→ **What this task involves**:
Select the lines that hold the word "exchangeable" and copy each one.

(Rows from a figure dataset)
— start —
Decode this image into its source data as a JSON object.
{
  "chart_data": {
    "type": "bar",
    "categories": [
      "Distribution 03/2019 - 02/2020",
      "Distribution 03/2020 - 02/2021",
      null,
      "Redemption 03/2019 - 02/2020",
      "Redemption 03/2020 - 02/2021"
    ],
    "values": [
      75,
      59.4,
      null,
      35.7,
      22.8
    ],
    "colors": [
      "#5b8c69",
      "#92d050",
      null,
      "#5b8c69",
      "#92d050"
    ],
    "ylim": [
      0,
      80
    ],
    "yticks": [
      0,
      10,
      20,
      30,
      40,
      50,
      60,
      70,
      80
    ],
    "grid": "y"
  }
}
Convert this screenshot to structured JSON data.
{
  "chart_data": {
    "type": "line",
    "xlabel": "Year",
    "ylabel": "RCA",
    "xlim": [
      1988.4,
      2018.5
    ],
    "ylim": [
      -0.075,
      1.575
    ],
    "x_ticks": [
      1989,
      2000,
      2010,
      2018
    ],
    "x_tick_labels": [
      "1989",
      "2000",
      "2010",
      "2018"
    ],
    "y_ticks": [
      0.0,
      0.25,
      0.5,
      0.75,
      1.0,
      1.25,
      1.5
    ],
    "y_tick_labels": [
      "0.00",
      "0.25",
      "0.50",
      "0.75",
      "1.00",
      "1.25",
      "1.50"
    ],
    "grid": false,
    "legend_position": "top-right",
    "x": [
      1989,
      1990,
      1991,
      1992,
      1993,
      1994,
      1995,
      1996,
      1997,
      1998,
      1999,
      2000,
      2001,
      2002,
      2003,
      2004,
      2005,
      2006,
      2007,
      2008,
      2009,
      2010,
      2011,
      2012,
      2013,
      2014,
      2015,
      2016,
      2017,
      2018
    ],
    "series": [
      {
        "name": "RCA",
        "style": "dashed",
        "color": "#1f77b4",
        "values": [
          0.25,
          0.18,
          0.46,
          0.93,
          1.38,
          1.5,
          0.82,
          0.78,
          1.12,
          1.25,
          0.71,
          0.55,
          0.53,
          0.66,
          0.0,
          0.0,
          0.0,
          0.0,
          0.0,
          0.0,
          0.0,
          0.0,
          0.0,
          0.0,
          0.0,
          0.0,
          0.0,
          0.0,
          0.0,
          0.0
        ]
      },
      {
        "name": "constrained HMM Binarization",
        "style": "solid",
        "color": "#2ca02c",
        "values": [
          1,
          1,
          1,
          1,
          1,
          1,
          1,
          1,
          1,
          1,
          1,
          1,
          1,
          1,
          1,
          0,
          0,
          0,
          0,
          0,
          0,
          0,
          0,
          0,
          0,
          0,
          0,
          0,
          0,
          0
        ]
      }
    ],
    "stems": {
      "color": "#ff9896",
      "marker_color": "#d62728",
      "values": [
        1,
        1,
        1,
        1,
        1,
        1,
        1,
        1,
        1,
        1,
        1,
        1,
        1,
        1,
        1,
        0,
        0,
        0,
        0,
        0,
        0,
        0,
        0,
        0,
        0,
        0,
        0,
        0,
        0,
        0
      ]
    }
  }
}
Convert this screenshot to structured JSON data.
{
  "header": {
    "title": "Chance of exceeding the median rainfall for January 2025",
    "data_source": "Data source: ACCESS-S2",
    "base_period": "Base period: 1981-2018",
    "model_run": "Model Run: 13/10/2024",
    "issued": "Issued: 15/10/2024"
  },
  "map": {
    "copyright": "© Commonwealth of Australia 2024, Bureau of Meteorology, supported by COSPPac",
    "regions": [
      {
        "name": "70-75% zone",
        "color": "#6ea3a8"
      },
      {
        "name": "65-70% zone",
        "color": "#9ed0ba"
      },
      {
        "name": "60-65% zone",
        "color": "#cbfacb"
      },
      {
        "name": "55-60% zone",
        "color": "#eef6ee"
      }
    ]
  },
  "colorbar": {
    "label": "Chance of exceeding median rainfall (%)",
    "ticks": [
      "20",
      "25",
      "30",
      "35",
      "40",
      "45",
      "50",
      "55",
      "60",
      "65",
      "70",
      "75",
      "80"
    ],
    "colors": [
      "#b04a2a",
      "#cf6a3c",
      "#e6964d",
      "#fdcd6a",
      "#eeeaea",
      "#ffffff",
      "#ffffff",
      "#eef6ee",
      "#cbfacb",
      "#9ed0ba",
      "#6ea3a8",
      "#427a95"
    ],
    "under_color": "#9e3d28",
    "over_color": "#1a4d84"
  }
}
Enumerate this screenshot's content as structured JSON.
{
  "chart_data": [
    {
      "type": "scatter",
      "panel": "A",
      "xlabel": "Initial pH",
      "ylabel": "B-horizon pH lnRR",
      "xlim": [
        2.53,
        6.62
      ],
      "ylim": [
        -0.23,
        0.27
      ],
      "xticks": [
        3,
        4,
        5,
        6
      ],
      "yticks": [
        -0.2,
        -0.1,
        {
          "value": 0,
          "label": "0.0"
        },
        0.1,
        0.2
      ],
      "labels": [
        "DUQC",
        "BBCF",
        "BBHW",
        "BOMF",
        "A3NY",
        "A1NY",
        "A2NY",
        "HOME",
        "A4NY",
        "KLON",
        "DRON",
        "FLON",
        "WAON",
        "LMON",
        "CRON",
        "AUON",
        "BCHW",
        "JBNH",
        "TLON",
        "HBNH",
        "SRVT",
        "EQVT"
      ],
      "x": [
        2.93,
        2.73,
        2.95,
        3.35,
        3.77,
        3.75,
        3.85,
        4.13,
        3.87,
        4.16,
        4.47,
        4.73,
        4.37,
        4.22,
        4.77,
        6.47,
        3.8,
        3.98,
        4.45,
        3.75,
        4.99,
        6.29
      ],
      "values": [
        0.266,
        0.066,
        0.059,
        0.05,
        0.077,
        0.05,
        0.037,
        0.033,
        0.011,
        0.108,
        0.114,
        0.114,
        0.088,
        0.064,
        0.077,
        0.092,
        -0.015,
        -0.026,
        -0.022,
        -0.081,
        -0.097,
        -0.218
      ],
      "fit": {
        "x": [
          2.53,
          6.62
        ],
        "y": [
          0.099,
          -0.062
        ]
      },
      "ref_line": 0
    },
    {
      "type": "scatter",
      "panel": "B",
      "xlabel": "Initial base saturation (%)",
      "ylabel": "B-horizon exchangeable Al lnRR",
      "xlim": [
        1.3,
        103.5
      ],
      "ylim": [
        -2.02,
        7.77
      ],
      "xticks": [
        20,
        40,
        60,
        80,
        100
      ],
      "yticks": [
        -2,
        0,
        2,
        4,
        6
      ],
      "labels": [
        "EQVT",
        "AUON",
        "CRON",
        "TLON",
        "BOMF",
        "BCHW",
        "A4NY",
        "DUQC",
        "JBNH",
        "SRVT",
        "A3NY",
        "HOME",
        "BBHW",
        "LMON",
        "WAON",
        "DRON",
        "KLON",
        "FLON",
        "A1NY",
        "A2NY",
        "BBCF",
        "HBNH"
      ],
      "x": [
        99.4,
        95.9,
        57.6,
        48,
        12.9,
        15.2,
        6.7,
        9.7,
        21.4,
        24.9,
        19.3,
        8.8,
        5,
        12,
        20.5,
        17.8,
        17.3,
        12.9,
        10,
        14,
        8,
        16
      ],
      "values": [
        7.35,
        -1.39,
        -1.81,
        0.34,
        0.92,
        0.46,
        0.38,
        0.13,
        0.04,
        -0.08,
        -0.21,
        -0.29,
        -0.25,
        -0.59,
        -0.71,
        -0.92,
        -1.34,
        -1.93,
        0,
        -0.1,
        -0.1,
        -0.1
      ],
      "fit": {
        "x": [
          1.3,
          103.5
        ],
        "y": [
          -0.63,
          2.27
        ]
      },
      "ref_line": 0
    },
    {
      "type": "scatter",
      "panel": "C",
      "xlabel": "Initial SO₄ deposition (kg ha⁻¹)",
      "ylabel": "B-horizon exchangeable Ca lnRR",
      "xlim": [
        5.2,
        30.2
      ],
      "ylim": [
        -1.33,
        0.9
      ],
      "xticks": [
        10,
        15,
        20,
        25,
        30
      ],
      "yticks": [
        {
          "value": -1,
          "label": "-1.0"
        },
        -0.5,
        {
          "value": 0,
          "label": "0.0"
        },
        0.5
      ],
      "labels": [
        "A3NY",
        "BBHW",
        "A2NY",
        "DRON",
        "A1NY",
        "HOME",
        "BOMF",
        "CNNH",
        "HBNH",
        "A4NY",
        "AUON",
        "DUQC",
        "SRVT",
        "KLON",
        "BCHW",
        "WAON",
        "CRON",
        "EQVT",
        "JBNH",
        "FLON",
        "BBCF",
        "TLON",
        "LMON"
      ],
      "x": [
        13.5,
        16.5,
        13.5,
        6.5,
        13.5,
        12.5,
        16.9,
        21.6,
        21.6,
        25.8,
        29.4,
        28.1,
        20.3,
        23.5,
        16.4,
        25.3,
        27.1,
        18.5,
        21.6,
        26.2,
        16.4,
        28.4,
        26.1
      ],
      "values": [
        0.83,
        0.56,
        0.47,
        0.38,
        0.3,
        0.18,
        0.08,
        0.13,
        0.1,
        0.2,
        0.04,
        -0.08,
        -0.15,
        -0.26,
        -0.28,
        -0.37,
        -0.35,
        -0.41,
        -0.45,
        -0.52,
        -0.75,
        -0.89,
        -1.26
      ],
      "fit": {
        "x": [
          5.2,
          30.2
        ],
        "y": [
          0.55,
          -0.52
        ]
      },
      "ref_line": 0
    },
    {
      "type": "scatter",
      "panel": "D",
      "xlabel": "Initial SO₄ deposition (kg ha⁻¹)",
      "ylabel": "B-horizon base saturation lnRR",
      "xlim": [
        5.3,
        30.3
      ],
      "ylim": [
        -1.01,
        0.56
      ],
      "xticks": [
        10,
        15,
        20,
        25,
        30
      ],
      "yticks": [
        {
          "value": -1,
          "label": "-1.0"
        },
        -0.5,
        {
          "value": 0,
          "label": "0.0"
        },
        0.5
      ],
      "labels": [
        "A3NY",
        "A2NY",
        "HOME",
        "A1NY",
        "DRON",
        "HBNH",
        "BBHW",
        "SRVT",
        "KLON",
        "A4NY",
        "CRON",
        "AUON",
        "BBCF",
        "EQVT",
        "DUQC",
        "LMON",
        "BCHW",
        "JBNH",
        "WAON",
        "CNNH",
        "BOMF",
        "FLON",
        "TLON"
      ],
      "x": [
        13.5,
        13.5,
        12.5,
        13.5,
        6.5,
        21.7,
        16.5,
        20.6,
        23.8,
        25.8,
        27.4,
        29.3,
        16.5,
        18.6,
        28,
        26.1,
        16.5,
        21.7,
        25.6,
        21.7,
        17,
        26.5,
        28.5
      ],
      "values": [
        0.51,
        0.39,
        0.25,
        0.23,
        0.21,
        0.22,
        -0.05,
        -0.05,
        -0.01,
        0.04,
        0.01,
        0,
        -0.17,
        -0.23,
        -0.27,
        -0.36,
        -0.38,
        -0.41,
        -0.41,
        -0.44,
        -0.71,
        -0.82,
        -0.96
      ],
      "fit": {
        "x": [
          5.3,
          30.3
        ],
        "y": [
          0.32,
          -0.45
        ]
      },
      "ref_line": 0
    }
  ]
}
— end —
→ **The reply**:
      "ylabel": "B-horizon exchangeable Al lnRR",
      "ylabel": "B-horizon exchangeable Ca lnRR",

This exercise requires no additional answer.